### Exercise instructions
Nothing should be left out: output all of the entries exactly.

### Supplied records

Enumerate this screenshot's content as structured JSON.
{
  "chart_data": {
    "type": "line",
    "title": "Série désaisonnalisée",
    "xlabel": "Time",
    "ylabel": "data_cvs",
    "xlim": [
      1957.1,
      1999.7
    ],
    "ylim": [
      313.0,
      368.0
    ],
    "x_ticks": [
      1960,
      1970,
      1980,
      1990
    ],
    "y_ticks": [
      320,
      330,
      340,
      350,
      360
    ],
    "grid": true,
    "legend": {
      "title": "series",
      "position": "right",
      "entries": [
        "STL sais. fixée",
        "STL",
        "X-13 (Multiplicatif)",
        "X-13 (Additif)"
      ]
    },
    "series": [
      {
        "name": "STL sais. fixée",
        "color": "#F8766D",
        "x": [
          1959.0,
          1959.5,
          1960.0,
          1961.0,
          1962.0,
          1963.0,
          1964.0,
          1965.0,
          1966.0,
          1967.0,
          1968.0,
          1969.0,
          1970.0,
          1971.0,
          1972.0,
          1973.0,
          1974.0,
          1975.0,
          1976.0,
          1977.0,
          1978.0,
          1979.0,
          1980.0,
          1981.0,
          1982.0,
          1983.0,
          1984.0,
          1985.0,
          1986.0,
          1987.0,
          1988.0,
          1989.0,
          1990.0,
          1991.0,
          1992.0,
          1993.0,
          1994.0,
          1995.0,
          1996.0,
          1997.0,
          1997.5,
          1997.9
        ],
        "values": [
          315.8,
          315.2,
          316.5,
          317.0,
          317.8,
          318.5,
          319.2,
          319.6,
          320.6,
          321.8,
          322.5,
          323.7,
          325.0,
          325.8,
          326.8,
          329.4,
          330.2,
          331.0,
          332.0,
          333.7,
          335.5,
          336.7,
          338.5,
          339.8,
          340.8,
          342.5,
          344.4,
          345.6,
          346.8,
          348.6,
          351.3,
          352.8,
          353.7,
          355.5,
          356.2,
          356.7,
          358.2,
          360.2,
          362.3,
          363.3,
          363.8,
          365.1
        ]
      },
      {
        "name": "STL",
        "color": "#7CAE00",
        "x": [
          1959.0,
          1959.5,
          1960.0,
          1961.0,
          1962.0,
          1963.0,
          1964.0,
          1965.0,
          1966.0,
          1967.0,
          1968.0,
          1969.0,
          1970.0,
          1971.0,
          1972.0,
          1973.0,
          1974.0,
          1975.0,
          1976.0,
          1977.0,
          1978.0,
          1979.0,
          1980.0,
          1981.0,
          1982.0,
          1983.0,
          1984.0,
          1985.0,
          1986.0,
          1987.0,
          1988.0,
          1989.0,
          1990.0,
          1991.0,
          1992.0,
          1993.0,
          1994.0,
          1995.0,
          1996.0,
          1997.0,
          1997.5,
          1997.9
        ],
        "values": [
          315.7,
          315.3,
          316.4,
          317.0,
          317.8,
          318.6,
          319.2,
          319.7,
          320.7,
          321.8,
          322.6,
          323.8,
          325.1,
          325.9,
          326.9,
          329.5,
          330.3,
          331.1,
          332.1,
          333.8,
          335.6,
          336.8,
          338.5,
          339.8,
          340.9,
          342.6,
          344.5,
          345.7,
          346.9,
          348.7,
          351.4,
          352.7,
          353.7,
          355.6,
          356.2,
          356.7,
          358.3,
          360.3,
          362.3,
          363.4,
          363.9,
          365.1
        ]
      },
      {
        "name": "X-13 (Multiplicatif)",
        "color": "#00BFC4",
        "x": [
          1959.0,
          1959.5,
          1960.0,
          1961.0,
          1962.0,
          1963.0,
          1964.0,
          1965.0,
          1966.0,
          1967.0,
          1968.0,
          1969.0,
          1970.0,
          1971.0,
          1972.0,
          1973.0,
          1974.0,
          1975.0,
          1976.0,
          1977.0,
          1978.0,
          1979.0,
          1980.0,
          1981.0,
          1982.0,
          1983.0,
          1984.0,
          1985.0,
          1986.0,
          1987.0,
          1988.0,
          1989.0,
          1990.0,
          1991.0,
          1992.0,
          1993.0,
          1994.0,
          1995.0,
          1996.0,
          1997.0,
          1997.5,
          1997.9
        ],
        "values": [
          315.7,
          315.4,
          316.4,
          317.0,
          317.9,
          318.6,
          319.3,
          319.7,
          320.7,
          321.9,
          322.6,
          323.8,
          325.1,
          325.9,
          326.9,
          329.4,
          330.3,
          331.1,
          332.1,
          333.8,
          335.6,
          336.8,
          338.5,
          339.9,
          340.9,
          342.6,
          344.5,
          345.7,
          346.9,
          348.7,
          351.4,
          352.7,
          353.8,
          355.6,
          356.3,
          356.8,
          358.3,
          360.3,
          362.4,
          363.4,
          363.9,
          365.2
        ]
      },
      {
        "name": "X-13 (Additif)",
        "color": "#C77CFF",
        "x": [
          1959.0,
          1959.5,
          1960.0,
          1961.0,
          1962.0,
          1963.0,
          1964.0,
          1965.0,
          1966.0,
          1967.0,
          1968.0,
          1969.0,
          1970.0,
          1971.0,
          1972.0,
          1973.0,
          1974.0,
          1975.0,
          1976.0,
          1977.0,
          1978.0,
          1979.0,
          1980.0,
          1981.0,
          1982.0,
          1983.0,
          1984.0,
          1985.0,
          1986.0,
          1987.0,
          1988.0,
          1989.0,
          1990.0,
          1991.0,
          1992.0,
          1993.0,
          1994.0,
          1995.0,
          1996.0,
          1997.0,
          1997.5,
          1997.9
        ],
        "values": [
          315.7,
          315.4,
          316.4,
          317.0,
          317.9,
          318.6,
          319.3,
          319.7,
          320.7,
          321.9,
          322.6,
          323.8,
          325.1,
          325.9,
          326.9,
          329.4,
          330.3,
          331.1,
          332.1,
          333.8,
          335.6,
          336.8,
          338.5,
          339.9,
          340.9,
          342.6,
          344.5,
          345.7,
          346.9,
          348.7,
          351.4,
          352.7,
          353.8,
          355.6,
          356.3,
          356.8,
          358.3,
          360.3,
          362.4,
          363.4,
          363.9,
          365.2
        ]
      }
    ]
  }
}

### Task answer
Enumerate this screenshot's content as structured JSON.
{
  "chart_data": {
    "type": "line",
    "title": "Série désaisonnalisée",
    "xlabel": "Time",
    "ylabel": "data_cvs",
    "xlim": [
      1957.1,
      1999.7
    ],
    "ylim": [
      313.0,
      368.0
    ],
    "x_ticks": [
      1960,
      1970,
      1980,
      1990
    ],
    "y_ticks": [
      320,
      330,
      340,
      350,
      360
    ],
    "grid": true,
    "legend": {
      "title": "series",
      "position": "right",
      "entries": [
        "STL sais. fixée",
        "STL",
        "X-13 (Multiplicatif)",
        "X-13 (Additif)"
      ]
    },
    "series": [
      {
        "name": "STL sais. fixée",
        "color": "#F8766D",
        "x": [
          1959.0,
          1959.5,
          1960.0,
          1961.0,
          1962.0,
          1963.0,
          1964.0,
          1965.0,
          1966.0,
          1967.0,
          1968.0,
          1969.0,
          1970.0,
          1971.0,
          1972.0,
          1973.0,
          1974.0,
          1975.0,
          1976.0,
          1977.0,
          1978.0,
          1979.0,
          1980.0,
          1981.0,
          1982.0,
          1983.0,
          1984.0,
          1985.0,
          1986.0,
          1987.0,
          1988.0,
          1989.0,
          1990.0,
          1991.0,
          1992.0,
          1993.0,
          1994.0,
          1995.0,
          1996.0,
          1997.0,
          1997.5,
          1997.9
        ],
        "values": [
          315.8,
          315.2,
          316.5,
          317.0,
          317.8,
          318.5,
          319.2,
          319.6,
          320.6,
          321.8,
          322.5,
          323.7,
          325.0,
          325.8,
          326.8,
          329.4,
          330.2,
          331.0,
          332.0,
          333.7,
          335.5,
          336.7,
          338.5,
          339.8,
          340.8,
          342.5,
          344.4,
          345.6,
          346.8,
          348.6,
          351.3,
          352.8,
          353.7,
          355.5,
          356.2,
          356.7,
          358.2,
          360.2,
          362.3,
          363.3,
          363.8,
          365.1
        ]
      },
      {
        "name": "STL",
        "color": "#7CAE00",
        "x": [
          1959.0,
          1959.5,
          1960.0,
          1961.0,
          1962.0,
          1963.0,
          1964.0,
          1965.0,
          1966.0,
          1967.0,
          1968.0,
          1969.0,
          1970.0,
          1971.0,
          1972.0,
          1973.0,
          1974.0,
          1975.0,
          1976.0,
          1977.0,
          1978.0,
          1979.0,
          1980.0,
          1981.0,
          1982.0,
          1983.0,
          1984.0,
          1985.0,
          1986.0,
          1987.0,
          1988.0,
          1989.0,
          1990.0,
          1991.0,
          1992.0,
          1993.0,
          1994.0,
          1995.0,
          1996.0,
          1997.0,
          1997.5,
          1997.9
        ],
        "values": [
          315.7,
          315.3,
          316.4,
          317.0,
          317.8,
          318.6,
          319.2,
          319.7,
          320.7,
          321.8,
          322.6,
          323.8,
          325.1,
          325.9,
          326.9,
          329.5,
          330.3,
          331.1,
          332.1,
          333.8,
          335.6,
          336.8,
          338.5,
          339.8,
          340.9,
          342.6,
          344.5,
          345.7,
          346.9,
          348.7,
          351.4,
          352.7,
          353.7,
          355.6,
          356.2,
          356.7,
          358.3,
          360.3,
          362.3,
          363.4,
          363.9,
          365.1
        ]
      },
      {
        "name": "X-13 (Multiplicatif)",
        "color": "#00BFC4",
        "x": [
          1959.0,
          1959.5,
          1960.0,
          1961.0,
          1962.0,
          1963.0,
          1964.0,
          1965.0,
          1966.0,
          1967.0,
          1968.0,
          1969.0,
          1970.0,
          1971.0,
          1972.0,
          1973.0,
          1974.0,
          1975.0,
          1976.0,
          1977.0,
          1978.0,
          1979.0,
          1980.0,
          1981.0,
          1982.0,
          1983.0,
          1984.0,
          1985.0,
          1986.0,
          1987.0,
          1988.0,
          1989.0,
          1990.0,
          1991.0,
          1992.0,
          1993.0,
          1994.0,
          1995.0,
          1996.0,
          1997.0,
          1997.5,
          1997.9
        ],
        "values": [
          315.7,
          315.4,
          316.4,
          317.0,
          317.9,
          318.6,
          319.3,
          319.7,
          320.7,
          321.9,
          322.6,
          323.8,
          325.1,
          325.9,
          326.9,
          329.4,
          330.3,
          331.1,
          332.1,
          333.8,
          335.6,
          336.8,
          338.5,
          339.9,
          340.9,
          342.6,
          344.5,
          345.7,
          346.9,
          348.7,
          351.4,
          352.7,
          353.8,
          355.6,
          356.3,
          356.8,
          358.3,
          360.3,
          362.4,
          363.4,
          363.9,
          365.2
        ]
      },
      {
        "name": "X-13 (Additif)",
        "color": "#C77CFF",
        "x": [
          1959.0,
          1959.5,
          1960.0,
          1961.0,
          1962.0,
          1963.0,
          1964.0,
          1965.0,
          1966.0,
          1967.0,
          1968.0,
          1969.0,
          1970.0,
          1971.0,
          1972.0,
          1973.0,
          1974.0,
          1975.0,
          1976.0,
          1977.0,
          1978.0,
          1979.0,
          1980.0,
          1981.0,
          1982.0,
          1983.0,
          1984.0,
          1985.0,
          1986.0,
          1987.0,
          1988.0,
          1989.0,
          1990.0,
          1991.0,
          1992.0,
          1993.0,
          1994.0,
          1995.0,
          1996.0,
          1997.0,
          1997.5,
          1997.9
        ],
        "values": [
          315.7,
          315.4,
          316.4,
          317.0,
          317.9,
          318.6,
          319.3,
          319.7,
          320.7,
          321.9,
          322.6,
          323.8,
          325.1,
          325.9,
          326.9,
          329.4,
          330.3,
          331.1,
          332.1,
          333.8,
          335.6,
          336.8,
          338.5,
          339.9,
          340.9,
          342.6,
          344.5,
          345.7,
          346.9,
          348.7,
          351.4,
          352.7,
          353.8,
          355.6,
          356.3,
          356.8,
          358.3,
          360.3,
          362.4,
          363.4,
          363.9,
          365.2
        ]
      }
    ]
  }
}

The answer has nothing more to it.